> Stated exercise
Give back all the data exactly, line by line.

> Input
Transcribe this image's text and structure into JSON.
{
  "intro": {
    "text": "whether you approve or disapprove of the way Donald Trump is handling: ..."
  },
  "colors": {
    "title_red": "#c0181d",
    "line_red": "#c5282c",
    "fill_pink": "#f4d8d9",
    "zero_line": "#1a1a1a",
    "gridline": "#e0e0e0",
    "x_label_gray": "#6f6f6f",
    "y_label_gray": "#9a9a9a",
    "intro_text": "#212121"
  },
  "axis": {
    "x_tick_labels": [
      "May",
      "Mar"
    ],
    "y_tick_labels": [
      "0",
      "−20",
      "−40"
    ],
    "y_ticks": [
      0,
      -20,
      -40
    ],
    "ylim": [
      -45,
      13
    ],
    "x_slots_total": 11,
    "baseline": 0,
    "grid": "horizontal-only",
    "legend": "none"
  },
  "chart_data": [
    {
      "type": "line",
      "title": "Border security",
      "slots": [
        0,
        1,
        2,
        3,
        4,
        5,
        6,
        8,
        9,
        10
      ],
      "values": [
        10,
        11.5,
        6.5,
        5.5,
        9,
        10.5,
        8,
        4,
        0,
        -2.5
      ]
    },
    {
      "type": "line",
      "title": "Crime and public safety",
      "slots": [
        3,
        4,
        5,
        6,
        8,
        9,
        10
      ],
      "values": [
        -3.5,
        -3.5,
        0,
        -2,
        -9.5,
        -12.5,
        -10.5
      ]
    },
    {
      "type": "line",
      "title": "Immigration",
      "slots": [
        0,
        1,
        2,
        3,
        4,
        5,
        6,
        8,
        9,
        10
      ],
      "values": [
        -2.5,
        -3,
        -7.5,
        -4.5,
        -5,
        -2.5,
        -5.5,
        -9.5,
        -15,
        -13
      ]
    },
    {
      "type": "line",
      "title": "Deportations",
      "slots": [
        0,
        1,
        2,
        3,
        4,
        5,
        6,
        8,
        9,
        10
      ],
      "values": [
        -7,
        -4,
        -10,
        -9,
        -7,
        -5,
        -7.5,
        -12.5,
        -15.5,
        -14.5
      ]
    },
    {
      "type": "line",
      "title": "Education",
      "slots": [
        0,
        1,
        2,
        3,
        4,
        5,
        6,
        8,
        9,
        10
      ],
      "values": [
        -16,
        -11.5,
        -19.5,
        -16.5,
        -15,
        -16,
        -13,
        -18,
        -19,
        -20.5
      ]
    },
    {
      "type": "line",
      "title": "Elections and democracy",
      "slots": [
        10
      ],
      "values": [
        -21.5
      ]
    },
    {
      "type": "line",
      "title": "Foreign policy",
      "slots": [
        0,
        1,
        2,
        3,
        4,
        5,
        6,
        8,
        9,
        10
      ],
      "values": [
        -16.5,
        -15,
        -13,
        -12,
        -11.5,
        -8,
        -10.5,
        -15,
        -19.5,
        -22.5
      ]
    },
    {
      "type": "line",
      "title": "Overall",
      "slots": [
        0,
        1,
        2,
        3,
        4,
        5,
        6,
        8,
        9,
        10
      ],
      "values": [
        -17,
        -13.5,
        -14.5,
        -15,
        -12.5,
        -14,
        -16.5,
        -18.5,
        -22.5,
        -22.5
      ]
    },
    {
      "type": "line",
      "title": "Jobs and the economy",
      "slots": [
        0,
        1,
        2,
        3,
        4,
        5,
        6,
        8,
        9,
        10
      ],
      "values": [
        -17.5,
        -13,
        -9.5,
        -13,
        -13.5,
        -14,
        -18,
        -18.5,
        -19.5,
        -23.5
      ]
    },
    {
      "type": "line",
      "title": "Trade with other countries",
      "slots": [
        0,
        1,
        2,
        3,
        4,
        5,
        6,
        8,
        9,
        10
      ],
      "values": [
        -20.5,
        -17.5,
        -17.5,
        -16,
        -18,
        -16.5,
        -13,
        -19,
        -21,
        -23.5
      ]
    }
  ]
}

> Exercise response
Transcribe this image's text and structure into JSON.
{
  "intro": {
    "text": "whether you approve or disapprove of the way Donald Trump is handling: ..."
  },
  "colors": {
    "title_red": "#c0181d",
    "line_red": "#c5282c",
    "fill_pink": "#f4d8d9",
    "zero_line": "#1a1a1a",
    "gridline": "#e0e0e0",
    "x_label_gray": "#6f6f6f",
    "y_label_gray": "#9a9a9a",
    "intro_text": "#212121"
  },
  "axis": {
    "x_tick_labels": [
      "May",
      "Mar"
    ],
    "y_tick_labels": [
      "0",
      "−20",
      "−40"
    ],
    "y_ticks": [
      0,
      -20,
      -40
    ],
    "ylim": [
      -45,
      13
    ],
    "x_slots_total": 11,
    "baseline": 0,
    "grid": "horizontal-only",
    "legend": "none"
  },
  "chart_data": [
    {
      "type": "line",
      "title": "Border security",
      "slots": [
        0,
        1,
        2,
        3,
        4,
        5,
        6,
        8,
        9,
        10
      ],
      "values": [
        10,
        11.5,
        6.5,
        5.5,
        9,
        10.5,
        8,
        4,
        0,
        -2.5
      ]
    },
    {
      "type": "line",
      "title": "Crime and public safety",
      "slots": [
        3,
        4,
        5,
        6,
        8,
        9,
        10
      ],
      "values": [
        -3.5,
        -3.5,
        0,
        -2,
        -9.5,
        -12.5,
        -10.5
      ]
    },
    {
      "type": "line",
      "title": "Immigration",
      "slots": [
        0,
        1,
        2,
        3,
        4,
        5,
        6,
        8,
        9,
        10
      ],
      "values": [
        -2.5,
        -3,
        -7.5,
        -4.5,
        -5,
        -2.5,
        -5.5,
        -9.5,
        -15,
        -13
      ]
    },
    {
      "type": "line",
      "title": "Deportations",
      "slots": [
        0,
        1,
        2,
        3,
        4,
        5,
        6,
        8,
        9,
        10
      ],
      "values": [
        -7,
        -4,
        -10,
        -9,
        -7,
        -5,
        -7.5,
        -12.5,
        -15.5,
        -14.5
      ]
    },
    {
      "type": "line",
      "title": "Education",
      "slots": [
        0,
        1,
        2,
        3,
        4,
        5,
        6,
        8,
        9,
        10
      ],
      "values": [
        -16,
        -11.5,
        -19.5,
        -16.5,
        -15,
        -16,
        -13,
        -18,
        -19,
        -20.5
      ]
    },
    {
      "type": "line",
      "title": "Elections and democracy",
      "slots": [
        10
      ],
      "values": [
        -21.5
      ]
    },
    {
      "type": "line",
      "title": "Foreign policy",
      "slots": [
        0,
        1,
        2,
        3,
        4,
        5,
        6,
        8,
        9,
        10
      ],
      "values": [
        -16.5,
        -15,
        -13,
        -12,
        -11.5,
        -8,
        -10.5,
        -15,
        -19.5,
        -22.5
      ]
    },
    {
      "type": "line",
      "title": "Overall",
      "slots": [
        0,
        1,
        2,
        3,
        4,
        5,
        6,
        8,
        9,
        10
      ],
      "values": [
        -17,
        -13.5,
        -14.5,
        -15,
        -12.5,
        -14,
        -16.5,
        -18.5,
        -22.5,
        -22.5
      ]
    },
    {
      "type": "line",
      "title": "Jobs and the economy",
      "slots": [
        0,
        1,
        2,
        3,
        4,
        5,
        6,
        8,
        9,
        10
      ],
      "values": [
        -17.5,
        -13,
        -9.5,
        -13,
        -13.5,
        -14,
        -18,
        -18.5,
        -19.5,
        -23.5
      ]
    },
    {
      "type": "line",
      "title": "Trade with other countries",
      "slots": [
        0,
        1,
        2,
        3,
        4,
        5,
        6,
        8,
        9,
        10
      ],
      "values": [
        -20.5,
        -17.5,
        -17.5,
        -16,
        -18,
        -16.5,
        -13,
        -19,
        -21,
        -23.5
      ]
    }
  ]
}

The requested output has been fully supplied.